# Written instruction:
Return all lines that include the string "color".

[Entries with figure data]
* * * *
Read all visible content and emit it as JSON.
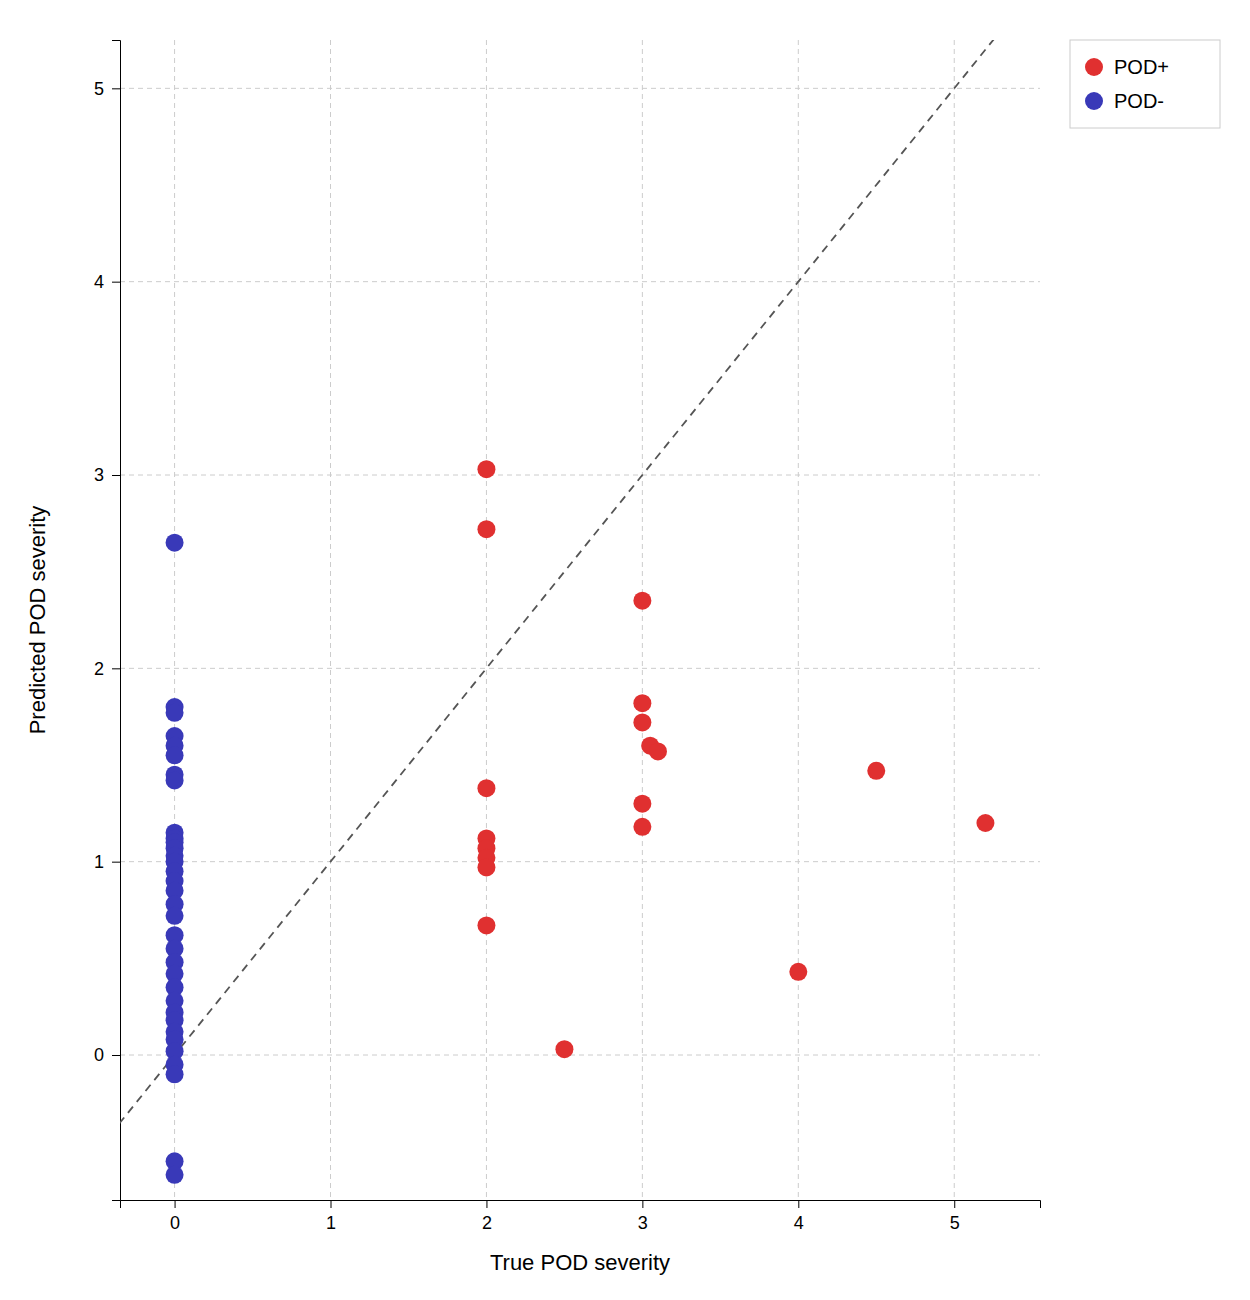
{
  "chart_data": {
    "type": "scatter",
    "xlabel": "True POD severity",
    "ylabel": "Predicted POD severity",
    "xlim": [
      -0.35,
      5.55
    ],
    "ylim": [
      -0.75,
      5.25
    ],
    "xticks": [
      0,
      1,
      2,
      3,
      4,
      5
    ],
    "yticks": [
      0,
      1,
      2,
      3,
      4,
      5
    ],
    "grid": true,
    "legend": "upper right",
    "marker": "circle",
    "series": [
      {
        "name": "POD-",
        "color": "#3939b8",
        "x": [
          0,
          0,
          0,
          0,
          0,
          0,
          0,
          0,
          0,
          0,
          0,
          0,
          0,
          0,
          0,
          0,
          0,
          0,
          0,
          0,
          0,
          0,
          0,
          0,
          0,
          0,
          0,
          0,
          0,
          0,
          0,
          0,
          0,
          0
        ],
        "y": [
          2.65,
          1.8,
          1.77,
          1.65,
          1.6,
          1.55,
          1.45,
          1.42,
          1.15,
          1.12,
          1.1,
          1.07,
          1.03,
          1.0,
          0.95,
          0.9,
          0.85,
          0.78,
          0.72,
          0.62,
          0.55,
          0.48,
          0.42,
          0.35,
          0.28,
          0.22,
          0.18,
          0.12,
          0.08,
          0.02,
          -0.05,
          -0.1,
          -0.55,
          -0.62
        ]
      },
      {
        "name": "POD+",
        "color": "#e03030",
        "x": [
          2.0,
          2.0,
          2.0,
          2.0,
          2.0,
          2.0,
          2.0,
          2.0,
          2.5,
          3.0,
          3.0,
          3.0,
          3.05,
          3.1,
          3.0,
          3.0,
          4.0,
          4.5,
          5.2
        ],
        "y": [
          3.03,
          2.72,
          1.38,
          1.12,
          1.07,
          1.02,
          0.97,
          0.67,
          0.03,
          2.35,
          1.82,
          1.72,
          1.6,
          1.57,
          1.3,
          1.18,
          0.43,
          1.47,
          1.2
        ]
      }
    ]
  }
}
* * * *
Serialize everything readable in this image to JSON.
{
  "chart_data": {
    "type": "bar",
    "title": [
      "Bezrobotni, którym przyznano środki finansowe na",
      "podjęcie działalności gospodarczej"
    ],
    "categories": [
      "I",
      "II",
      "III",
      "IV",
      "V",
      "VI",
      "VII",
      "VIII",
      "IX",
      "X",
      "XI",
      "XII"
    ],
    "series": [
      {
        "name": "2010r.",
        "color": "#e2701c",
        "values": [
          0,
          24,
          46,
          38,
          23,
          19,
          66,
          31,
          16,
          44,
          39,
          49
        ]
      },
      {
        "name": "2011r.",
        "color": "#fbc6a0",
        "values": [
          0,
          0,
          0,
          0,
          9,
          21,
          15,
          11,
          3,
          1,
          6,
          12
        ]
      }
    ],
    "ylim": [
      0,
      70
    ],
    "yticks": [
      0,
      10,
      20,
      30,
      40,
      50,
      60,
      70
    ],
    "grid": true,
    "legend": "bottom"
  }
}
* * * *
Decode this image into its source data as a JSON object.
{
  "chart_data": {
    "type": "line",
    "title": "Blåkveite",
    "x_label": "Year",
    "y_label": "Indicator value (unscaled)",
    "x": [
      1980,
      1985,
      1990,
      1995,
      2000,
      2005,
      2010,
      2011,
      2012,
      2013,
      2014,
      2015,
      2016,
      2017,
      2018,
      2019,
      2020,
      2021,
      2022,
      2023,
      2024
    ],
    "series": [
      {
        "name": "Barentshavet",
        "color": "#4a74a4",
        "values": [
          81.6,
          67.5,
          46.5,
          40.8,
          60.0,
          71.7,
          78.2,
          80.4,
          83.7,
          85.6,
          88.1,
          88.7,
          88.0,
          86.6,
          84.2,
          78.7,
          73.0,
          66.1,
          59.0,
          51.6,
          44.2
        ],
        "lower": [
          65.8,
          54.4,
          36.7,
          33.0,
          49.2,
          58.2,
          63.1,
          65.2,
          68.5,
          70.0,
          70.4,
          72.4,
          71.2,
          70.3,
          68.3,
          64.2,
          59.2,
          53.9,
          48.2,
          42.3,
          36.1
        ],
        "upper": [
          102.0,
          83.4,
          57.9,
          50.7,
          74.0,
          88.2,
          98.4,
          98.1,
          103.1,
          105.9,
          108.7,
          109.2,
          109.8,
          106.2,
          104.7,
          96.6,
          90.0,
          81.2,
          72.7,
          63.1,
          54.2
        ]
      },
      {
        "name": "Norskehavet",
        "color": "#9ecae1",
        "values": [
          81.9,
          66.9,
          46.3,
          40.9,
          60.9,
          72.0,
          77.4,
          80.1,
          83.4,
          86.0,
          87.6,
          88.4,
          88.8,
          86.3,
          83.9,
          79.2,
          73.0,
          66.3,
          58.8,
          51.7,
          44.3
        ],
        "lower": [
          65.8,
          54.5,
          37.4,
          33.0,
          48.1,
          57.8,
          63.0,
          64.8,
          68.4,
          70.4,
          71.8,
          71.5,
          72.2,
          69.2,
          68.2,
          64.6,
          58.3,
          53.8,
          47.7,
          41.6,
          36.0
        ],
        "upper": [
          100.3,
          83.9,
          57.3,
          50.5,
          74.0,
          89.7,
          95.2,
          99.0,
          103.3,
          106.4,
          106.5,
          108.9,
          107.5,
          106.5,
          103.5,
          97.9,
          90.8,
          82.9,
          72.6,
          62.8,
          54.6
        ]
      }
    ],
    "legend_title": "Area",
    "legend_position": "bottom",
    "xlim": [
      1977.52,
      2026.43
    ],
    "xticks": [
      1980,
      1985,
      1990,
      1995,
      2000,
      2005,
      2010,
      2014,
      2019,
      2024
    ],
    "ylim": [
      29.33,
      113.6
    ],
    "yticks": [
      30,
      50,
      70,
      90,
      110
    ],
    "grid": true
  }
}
* * * *
# Reply:
        "color": "#3939b8",
        "color": "#e03030",
        "color": "#e2701c",
        "color": "#fbc6a0",
        "color": "#4a74a4",
        "color": "#9ecae1",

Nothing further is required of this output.